EXERCISE INSTRUCTIONS:
Skip the pictures. Transcribe the rest of the data below without changing a word.

---*---

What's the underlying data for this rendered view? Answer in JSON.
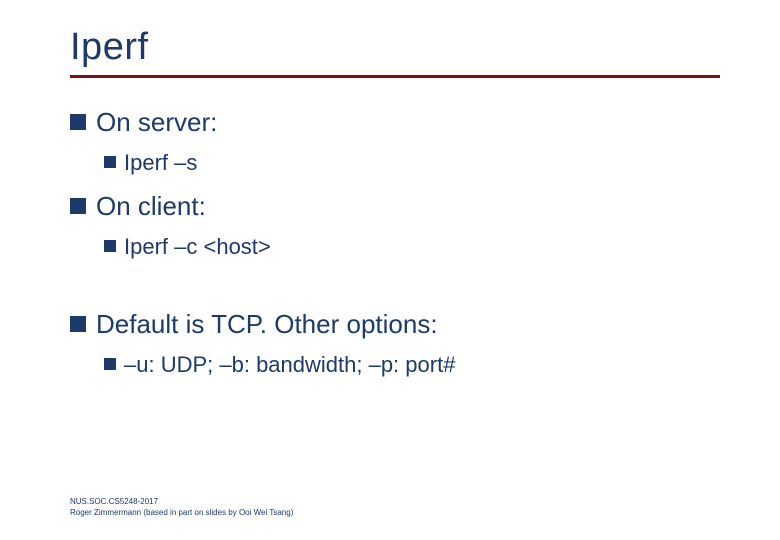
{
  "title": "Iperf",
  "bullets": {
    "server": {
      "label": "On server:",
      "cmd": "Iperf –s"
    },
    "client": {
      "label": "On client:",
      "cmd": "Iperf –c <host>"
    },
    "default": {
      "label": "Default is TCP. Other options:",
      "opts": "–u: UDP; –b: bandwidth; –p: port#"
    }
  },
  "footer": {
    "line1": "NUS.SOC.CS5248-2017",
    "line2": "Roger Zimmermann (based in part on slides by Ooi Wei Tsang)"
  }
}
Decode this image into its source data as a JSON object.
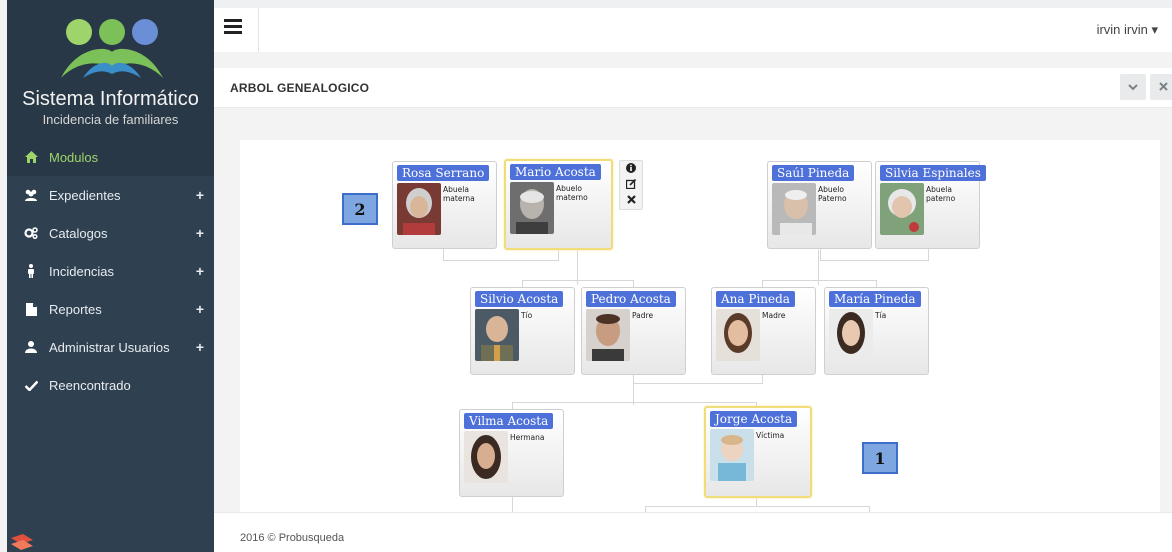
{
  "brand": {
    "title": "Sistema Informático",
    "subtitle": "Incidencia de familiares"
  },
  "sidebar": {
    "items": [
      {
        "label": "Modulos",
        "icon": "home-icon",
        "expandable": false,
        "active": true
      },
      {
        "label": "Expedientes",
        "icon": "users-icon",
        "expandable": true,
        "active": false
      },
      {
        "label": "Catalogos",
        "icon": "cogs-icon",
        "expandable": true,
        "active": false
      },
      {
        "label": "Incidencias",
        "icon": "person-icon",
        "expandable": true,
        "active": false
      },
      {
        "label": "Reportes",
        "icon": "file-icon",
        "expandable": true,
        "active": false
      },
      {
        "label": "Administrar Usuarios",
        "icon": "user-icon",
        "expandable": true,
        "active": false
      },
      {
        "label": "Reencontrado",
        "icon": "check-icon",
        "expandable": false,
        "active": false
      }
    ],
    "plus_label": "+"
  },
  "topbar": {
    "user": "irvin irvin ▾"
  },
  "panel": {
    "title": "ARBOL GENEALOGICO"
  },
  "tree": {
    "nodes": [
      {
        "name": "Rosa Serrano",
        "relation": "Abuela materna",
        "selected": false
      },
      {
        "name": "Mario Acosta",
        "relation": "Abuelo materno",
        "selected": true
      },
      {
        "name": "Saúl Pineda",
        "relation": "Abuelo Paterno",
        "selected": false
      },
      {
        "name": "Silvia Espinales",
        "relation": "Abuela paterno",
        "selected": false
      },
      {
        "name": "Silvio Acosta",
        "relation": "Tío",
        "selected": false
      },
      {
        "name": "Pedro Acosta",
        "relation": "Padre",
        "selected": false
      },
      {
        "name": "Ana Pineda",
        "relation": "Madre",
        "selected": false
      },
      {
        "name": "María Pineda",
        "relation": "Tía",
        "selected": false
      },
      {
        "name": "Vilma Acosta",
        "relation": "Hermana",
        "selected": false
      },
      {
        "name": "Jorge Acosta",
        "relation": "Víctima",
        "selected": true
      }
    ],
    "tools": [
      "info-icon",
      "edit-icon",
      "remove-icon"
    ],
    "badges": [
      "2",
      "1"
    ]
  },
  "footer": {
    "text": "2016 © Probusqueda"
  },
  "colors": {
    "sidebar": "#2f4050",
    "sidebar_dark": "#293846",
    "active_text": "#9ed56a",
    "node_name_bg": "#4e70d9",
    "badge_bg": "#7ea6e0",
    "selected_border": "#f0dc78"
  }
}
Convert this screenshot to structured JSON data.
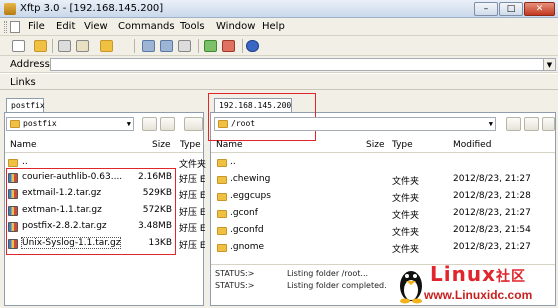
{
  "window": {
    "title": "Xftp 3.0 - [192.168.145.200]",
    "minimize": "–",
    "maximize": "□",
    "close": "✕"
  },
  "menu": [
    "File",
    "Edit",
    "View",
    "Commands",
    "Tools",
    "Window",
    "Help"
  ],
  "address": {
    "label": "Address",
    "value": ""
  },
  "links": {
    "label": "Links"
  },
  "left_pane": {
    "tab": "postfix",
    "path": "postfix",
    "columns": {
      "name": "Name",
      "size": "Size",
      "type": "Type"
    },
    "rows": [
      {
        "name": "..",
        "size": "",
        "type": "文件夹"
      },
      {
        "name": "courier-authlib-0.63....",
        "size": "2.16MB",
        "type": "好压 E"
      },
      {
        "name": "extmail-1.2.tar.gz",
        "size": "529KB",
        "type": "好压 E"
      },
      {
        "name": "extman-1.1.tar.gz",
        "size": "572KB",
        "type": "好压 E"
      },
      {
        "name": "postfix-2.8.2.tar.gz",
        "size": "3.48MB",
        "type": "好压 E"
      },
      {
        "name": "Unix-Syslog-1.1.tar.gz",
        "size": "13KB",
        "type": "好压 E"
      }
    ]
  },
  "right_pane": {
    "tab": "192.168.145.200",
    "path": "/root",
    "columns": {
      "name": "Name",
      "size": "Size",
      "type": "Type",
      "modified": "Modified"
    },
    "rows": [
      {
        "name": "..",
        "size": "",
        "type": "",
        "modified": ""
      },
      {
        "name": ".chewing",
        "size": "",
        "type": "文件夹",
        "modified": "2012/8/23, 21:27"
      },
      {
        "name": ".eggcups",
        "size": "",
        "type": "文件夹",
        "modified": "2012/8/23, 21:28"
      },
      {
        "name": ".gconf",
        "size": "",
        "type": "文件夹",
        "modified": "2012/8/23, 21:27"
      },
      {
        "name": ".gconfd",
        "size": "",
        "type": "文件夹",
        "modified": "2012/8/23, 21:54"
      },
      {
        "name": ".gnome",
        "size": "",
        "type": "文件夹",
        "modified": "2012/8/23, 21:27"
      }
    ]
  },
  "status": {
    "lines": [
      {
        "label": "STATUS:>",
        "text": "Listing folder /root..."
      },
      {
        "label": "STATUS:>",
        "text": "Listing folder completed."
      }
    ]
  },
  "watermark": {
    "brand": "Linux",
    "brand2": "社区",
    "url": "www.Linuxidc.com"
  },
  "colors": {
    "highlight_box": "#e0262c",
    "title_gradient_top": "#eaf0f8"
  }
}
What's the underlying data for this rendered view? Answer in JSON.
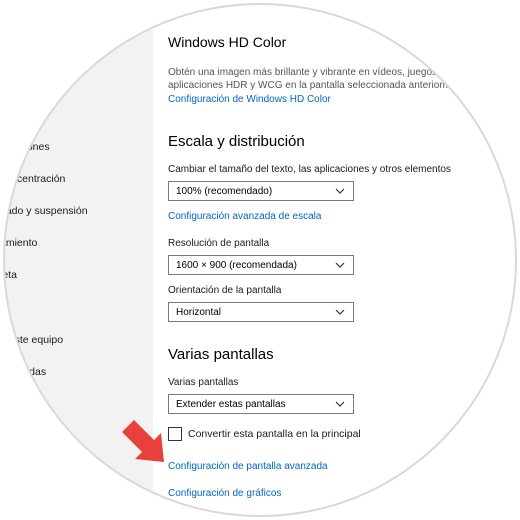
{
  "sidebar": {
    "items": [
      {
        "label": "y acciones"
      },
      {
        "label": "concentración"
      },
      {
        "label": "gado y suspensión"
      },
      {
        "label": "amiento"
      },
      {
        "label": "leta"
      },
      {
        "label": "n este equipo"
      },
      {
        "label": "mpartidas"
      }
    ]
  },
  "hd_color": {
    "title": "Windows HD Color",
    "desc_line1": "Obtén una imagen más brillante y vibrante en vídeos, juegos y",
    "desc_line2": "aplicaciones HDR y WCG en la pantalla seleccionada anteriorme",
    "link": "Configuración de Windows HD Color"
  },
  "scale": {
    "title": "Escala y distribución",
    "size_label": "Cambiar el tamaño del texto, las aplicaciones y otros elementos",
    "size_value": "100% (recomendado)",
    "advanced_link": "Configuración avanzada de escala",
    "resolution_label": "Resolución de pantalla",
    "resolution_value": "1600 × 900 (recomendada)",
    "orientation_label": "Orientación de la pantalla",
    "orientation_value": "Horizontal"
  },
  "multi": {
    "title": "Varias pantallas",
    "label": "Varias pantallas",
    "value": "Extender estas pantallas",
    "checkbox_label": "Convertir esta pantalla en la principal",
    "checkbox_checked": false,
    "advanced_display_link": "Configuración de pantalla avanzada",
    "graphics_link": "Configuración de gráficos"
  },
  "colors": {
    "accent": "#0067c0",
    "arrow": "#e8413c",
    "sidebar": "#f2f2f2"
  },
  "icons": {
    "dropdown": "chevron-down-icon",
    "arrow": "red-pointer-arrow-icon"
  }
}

---*---

ANSWER FOR THE TASK:
What's the underlying data for this rendered view? Answer in JSON.
{
  "title": "Iperf",
  "bullets": {
    "server": {
      "label": "On server:",
      "cmd": "Iperf –s"
    },
    "client": {
      "label": "On client:",
      "cmd": "Iperf –c <host>"
    },
    "default": {
      "label": "Default is TCP. Other options:",
      "opts": "–u: UDP; –b: bandwidth; –p: port#"
    }
  },
  "footer": {
    "line1": "NUS.SOC.CS5248-2017",
    "line2": "Roger Zimmermann (based in part on slides by Ooi Wei Tsang)"
  }
}
Decode this image into its source data as a JSON object.
{
  "brand": {
    "title": "Sistema Informático",
    "subtitle": "Incidencia de familiares"
  },
  "sidebar": {
    "items": [
      {
        "label": "Modulos",
        "icon": "home-icon",
        "expandable": false,
        "active": true
      },
      {
        "label": "Expedientes",
        "icon": "users-icon",
        "expandable": true,
        "active": false
      },
      {
        "label": "Catalogos",
        "icon": "cogs-icon",
        "expandable": true,
        "active": false
      },
      {
        "label": "Incidencias",
        "icon": "person-icon",
        "expandable": true,
        "active": false
      },
      {
        "label": "Reportes",
        "icon": "file-icon",
        "expandable": true,
        "active": false
      },
      {
        "label": "Administrar Usuarios",
        "icon": "user-icon",
        "expandable": true,
        "active": false
      },
      {
        "label": "Reencontrado",
        "icon": "check-icon",
        "expandable": false,
        "active": false
      }
    ],
    "plus_label": "+"
  },
  "topbar": {
    "user": "irvin irvin ▾"
  },
  "panel": {
    "title": "ARBOL GENEALOGICO"
  },
  "tree": {
    "nodes": [
      {
        "name": "Rosa Serrano",
        "relation": "Abuela materna",
        "selected": false
      },
      {
        "name": "Mario Acosta",
        "relation": "Abuelo materno",
        "selected": true
      },
      {
        "name": "Saúl Pineda",
        "relation": "Abuelo Paterno",
        "selected": false
      },
      {
        "name": "Silvia Espinales",
        "relation": "Abuela paterno",
        "selected": false
      },
      {
        "name": "Silvio Acosta",
        "relation": "Tío",
        "selected": false
      },
      {
        "name": "Pedro Acosta",
        "relation": "Padre",
        "selected": false
      },
      {
        "name": "Ana Pineda",
        "relation": "Madre",
        "selected": false
      },
      {
        "name": "María Pineda",
        "relation": "Tía",
        "selected": false
      },
      {
        "name": "Vilma Acosta",
        "relation": "Hermana",
        "selected": false
      },
      {
        "name": "Jorge Acosta",
        "relation": "Víctima",
        "selected": true
      }
    ],
    "tools": [
      "info-icon",
      "edit-icon",
      "remove-icon"
    ],
    "badges": [
      "2",
      "1"
    ]
  },
  "footer": {
    "text": "2016 © Probusqueda"
  },
  "colors": {
    "sidebar": "#2f4050",
    "sidebar_dark": "#293846",
    "active_text": "#9ed56a",
    "node_name_bg": "#4e70d9",
    "badge_bg": "#7ea6e0",
    "selected_border": "#f0dc78"
  }
}
Convert this screenshot to structured JSON data.
{
  "window": {
    "title": "Xftp 3.0 - [192.168.145.200]",
    "minimize": "–",
    "maximize": "□",
    "close": "✕"
  },
  "menu": [
    "File",
    "Edit",
    "View",
    "Commands",
    "Tools",
    "Window",
    "Help"
  ],
  "address": {
    "label": "Address",
    "value": ""
  },
  "links": {
    "label": "Links"
  },
  "left_pane": {
    "tab": "postfix",
    "path": "postfix",
    "columns": {
      "name": "Name",
      "size": "Size",
      "type": "Type"
    },
    "rows": [
      {
        "name": "..",
        "size": "",
        "type": "文件夹"
      },
      {
        "name": "courier-authlib-0.63....",
        "size": "2.16MB",
        "type": "好压 E"
      },
      {
        "name": "extmail-1.2.tar.gz",
        "size": "529KB",
        "type": "好压 E"
      },
      {
        "name": "extman-1.1.tar.gz",
        "size": "572KB",
        "type": "好压 E"
      },
      {
        "name": "postfix-2.8.2.tar.gz",
        "size": "3.48MB",
        "type": "好压 E"
      },
      {
        "name": "Unix-Syslog-1.1.tar.gz",
        "size": "13KB",
        "type": "好压 E"
      }
    ]
  },
  "right_pane": {
    "tab": "192.168.145.200",
    "path": "/root",
    "columns": {
      "name": "Name",
      "size": "Size",
      "type": "Type",
      "modified": "Modified"
    },
    "rows": [
      {
        "name": "..",
        "size": "",
        "type": "",
        "modified": ""
      },
      {
        "name": ".chewing",
        "size": "",
        "type": "文件夹",
        "modified": "2012/8/23, 21:27"
      },
      {
        "name": ".eggcups",
        "size": "",
        "type": "文件夹",
        "modified": "2012/8/23, 21:28"
      },
      {
        "name": ".gconf",
        "size": "",
        "type": "文件夹",
        "modified": "2012/8/23, 21:27"
      },
      {
        "name": ".gconfd",
        "size": "",
        "type": "文件夹",
        "modified": "2012/8/23, 21:54"
      },
      {
        "name": ".gnome",
        "size": "",
        "type": "文件夹",
        "modified": "2012/8/23, 21:27"
      }
    ]
  },
  "status": {
    "lines": [
      {
        "label": "STATUS:>",
        "text": "Listing folder /root..."
      },
      {
        "label": "STATUS:>",
        "text": "Listing folder completed."
      }
    ]
  },
  "watermark": {
    "brand": "Linux",
    "brand2": "社区",
    "url": "www.Linuxidc.com"
  },
  "colors": {
    "highlight_box": "#e0262c",
    "title_gradient_top": "#eaf0f8"
  }
}
What's the underlying data for this rendered view? Answer in JSON.
{
  "sidebar": {
    "items": [
      {
        "label": "y acciones"
      },
      {
        "label": "concentración"
      },
      {
        "label": "gado y suspensión"
      },
      {
        "label": "amiento"
      },
      {
        "label": "leta"
      },
      {
        "label": "n este equipo"
      },
      {
        "label": "mpartidas"
      }
    ]
  },
  "hd_color": {
    "title": "Windows HD Color",
    "desc_line1": "Obtén una imagen más brillante y vibrante en vídeos, juegos y",
    "desc_line2": "aplicaciones HDR y WCG en la pantalla seleccionada anteriorme",
    "link": "Configuración de Windows HD Color"
  },
  "scale": {
    "title": "Escala y distribución",
    "size_label": "Cambiar el tamaño del texto, las aplicaciones y otros elementos",
    "size_value": "100% (recomendado)",
    "advanced_link": "Configuración avanzada de escala",
    "resolution_label": "Resolución de pantalla",
    "resolution_value": "1600 × 900 (recomendada)",
    "orientation_label": "Orientación de la pantalla",
    "orientation_value": "Horizontal"
  },
  "multi": {
    "title": "Varias pantallas",
    "label": "Varias pantallas",
    "value": "Extender estas pantallas",
    "checkbox_label": "Convertir esta pantalla en la principal",
    "checkbox_checked": false,
    "advanced_display_link": "Configuración de pantalla avanzada",
    "graphics_link": "Configuración de gráficos"
  },
  "colors": {
    "accent": "#0067c0",
    "arrow": "#e8413c",
    "sidebar": "#f2f2f2"
  },
  "icons": {
    "dropdown": "chevron-down-icon",
    "arrow": "red-pointer-arrow-icon"
  }
}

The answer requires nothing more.